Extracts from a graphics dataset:
>> Begin

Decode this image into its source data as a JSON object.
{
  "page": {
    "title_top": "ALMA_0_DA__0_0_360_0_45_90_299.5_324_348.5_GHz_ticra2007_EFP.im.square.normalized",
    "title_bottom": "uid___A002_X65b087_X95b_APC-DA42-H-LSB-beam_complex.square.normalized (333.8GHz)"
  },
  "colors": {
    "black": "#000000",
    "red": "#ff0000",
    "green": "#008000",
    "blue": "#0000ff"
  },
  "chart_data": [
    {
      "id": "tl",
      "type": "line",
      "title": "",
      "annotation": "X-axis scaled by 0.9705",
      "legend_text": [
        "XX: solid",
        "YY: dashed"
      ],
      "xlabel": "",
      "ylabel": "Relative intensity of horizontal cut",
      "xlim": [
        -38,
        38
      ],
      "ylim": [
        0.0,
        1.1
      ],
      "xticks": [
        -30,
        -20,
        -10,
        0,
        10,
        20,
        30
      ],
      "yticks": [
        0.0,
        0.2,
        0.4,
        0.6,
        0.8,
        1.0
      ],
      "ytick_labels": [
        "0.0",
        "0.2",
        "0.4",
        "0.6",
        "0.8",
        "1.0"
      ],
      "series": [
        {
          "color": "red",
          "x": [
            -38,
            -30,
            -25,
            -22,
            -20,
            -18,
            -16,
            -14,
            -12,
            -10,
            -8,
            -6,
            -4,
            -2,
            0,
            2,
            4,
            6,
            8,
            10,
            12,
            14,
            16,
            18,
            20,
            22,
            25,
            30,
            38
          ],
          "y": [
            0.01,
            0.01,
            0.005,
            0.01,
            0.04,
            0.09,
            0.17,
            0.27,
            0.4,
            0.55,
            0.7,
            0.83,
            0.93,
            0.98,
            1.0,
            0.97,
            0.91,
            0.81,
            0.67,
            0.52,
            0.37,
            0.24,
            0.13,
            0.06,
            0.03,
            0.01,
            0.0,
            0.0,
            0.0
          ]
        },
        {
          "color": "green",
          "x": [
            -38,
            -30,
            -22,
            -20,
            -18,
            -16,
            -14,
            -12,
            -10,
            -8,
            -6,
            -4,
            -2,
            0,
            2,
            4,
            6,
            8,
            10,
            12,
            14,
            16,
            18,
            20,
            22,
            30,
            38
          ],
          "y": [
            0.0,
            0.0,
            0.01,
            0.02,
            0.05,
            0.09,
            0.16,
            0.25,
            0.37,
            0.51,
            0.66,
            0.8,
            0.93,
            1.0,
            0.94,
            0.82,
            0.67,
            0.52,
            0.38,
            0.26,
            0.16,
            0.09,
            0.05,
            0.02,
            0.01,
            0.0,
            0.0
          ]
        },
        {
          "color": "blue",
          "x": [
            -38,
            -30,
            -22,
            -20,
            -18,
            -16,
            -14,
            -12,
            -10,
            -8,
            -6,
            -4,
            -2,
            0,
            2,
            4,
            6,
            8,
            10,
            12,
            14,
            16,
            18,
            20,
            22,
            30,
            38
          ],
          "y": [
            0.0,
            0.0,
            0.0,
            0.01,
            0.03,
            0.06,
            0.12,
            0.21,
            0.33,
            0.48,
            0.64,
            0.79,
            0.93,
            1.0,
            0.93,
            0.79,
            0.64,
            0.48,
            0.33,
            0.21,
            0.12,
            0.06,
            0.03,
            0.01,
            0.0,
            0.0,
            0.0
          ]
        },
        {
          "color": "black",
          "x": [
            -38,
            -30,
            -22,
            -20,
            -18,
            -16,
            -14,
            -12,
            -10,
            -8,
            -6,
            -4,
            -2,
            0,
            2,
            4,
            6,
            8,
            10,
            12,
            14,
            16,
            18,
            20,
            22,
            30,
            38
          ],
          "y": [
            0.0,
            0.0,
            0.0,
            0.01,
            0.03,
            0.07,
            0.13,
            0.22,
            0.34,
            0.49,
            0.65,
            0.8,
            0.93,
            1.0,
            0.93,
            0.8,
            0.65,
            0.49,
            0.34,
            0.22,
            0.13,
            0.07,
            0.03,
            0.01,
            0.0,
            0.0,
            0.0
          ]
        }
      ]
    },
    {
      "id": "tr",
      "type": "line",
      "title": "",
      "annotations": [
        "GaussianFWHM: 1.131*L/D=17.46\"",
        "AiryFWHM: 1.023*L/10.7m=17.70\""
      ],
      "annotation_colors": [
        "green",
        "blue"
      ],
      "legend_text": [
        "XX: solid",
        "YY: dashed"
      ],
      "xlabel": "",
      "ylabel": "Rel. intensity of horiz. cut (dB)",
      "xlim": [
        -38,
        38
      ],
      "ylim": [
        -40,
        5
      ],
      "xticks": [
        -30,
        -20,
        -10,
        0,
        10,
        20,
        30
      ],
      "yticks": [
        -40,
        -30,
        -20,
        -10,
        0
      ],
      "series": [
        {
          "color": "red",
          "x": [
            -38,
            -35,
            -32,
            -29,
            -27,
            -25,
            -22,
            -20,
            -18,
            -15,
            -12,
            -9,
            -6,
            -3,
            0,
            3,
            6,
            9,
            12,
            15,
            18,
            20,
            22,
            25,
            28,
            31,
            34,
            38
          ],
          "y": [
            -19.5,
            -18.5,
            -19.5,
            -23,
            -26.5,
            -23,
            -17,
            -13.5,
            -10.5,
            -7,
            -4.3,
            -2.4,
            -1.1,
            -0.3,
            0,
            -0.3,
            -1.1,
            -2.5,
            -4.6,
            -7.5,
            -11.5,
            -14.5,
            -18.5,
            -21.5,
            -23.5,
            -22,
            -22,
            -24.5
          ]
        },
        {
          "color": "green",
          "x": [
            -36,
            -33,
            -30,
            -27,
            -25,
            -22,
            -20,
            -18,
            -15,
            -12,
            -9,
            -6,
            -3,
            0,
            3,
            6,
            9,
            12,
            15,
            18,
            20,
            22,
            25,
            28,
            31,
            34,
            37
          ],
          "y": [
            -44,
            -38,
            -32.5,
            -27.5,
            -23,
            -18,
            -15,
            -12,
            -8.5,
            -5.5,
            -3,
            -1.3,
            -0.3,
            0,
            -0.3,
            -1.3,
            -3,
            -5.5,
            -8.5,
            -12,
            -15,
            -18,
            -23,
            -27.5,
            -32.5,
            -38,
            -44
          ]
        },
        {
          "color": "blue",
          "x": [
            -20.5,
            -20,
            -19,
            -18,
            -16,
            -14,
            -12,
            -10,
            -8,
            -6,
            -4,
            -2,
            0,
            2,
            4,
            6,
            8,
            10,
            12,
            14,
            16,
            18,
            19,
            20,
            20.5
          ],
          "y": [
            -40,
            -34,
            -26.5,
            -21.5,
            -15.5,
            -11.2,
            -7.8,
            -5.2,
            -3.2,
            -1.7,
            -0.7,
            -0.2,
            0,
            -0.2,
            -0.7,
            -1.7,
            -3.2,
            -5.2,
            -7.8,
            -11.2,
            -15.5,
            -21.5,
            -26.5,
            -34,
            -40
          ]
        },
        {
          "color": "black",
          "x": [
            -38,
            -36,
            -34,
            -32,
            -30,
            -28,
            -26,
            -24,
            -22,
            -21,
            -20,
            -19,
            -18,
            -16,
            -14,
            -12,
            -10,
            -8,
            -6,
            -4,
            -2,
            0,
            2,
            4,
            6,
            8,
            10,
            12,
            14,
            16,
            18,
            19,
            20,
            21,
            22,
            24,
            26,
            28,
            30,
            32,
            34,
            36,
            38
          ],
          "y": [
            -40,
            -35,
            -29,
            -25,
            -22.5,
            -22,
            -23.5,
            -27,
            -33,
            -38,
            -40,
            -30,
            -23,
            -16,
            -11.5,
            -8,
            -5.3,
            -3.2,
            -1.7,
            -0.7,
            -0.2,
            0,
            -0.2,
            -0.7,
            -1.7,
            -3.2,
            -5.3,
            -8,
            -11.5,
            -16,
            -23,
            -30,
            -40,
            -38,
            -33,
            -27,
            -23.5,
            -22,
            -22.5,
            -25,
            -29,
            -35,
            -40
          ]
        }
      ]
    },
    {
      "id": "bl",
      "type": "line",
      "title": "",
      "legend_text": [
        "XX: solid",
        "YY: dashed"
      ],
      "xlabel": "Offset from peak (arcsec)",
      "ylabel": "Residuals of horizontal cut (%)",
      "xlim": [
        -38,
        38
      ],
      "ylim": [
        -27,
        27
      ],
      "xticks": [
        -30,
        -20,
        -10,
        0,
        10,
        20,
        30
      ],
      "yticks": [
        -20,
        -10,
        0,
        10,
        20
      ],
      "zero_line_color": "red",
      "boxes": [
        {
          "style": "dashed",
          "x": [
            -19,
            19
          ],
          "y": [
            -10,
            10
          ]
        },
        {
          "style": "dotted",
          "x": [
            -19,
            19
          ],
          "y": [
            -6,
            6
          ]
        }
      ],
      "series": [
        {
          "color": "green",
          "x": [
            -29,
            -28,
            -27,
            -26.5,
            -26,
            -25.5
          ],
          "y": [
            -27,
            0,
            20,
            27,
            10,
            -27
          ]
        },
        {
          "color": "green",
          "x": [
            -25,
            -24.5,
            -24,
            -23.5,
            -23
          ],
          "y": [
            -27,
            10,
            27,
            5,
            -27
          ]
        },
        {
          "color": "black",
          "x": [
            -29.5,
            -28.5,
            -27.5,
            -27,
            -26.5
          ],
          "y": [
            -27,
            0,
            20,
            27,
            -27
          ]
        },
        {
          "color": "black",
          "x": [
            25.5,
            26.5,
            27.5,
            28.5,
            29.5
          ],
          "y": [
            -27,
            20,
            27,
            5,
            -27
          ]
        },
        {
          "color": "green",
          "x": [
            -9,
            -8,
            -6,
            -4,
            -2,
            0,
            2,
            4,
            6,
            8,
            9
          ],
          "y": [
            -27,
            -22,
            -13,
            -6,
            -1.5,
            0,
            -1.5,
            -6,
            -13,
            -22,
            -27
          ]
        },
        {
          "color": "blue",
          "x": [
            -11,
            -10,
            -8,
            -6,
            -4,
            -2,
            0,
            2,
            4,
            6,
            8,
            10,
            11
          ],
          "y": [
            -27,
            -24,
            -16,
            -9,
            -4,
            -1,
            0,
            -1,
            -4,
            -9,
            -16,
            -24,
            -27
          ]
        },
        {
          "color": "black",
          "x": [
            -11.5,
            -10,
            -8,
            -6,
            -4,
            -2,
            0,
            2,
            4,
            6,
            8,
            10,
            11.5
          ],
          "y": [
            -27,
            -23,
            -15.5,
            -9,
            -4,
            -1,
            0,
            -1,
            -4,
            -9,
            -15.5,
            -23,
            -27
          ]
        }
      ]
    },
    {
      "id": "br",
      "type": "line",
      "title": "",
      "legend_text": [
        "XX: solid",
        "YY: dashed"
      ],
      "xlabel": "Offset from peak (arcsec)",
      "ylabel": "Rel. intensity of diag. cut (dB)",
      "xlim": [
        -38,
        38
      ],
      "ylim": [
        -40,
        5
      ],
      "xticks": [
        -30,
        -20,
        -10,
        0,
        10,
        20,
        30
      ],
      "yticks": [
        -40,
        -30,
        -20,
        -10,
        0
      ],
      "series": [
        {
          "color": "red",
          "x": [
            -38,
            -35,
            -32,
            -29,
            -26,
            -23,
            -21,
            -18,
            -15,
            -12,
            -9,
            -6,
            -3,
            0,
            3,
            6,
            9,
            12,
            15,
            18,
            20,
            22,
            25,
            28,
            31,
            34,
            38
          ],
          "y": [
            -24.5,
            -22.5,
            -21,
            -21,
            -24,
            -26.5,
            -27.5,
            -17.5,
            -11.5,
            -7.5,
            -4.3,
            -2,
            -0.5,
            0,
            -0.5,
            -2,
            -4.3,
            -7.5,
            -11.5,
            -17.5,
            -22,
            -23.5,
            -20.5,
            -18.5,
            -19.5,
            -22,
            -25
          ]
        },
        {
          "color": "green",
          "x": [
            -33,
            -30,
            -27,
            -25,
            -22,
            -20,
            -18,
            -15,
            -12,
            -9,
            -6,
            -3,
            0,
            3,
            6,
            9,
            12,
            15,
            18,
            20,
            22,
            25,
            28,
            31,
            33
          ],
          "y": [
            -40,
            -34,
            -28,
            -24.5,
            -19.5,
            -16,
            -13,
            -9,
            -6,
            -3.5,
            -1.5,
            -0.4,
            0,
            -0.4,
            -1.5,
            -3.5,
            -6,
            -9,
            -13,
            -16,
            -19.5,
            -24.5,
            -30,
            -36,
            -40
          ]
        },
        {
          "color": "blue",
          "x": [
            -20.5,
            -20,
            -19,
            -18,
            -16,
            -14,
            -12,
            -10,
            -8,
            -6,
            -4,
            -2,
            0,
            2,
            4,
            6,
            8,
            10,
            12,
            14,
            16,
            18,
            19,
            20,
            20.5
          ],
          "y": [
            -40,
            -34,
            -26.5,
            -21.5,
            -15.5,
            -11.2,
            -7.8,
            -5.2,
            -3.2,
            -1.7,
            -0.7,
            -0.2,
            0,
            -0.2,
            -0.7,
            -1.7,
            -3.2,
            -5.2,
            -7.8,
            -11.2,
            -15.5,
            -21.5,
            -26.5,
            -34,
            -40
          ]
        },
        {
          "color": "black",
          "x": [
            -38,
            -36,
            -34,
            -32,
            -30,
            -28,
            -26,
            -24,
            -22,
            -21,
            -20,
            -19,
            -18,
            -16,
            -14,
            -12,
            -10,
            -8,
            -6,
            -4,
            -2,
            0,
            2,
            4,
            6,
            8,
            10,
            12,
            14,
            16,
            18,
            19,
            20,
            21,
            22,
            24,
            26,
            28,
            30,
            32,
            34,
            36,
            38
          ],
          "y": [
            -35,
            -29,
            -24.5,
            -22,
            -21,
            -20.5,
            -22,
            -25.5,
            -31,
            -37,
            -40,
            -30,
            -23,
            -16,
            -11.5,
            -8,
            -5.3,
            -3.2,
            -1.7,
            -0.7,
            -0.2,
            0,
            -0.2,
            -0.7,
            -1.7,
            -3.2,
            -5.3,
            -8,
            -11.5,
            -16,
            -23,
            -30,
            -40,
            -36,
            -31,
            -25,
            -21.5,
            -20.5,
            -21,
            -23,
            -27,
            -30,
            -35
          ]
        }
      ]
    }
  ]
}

>> End

▶ **Aim**
In the lines above, locate the string "intensity". Copy every line where it occurs.

▶ **Completed exercise**
      "ylabel": "Relative intensity of horizontal cut",
      "ylabel": "Rel. intensity of horiz. cut (dB)",
      "ylabel": "Rel. intensity of diag. cut (dB)",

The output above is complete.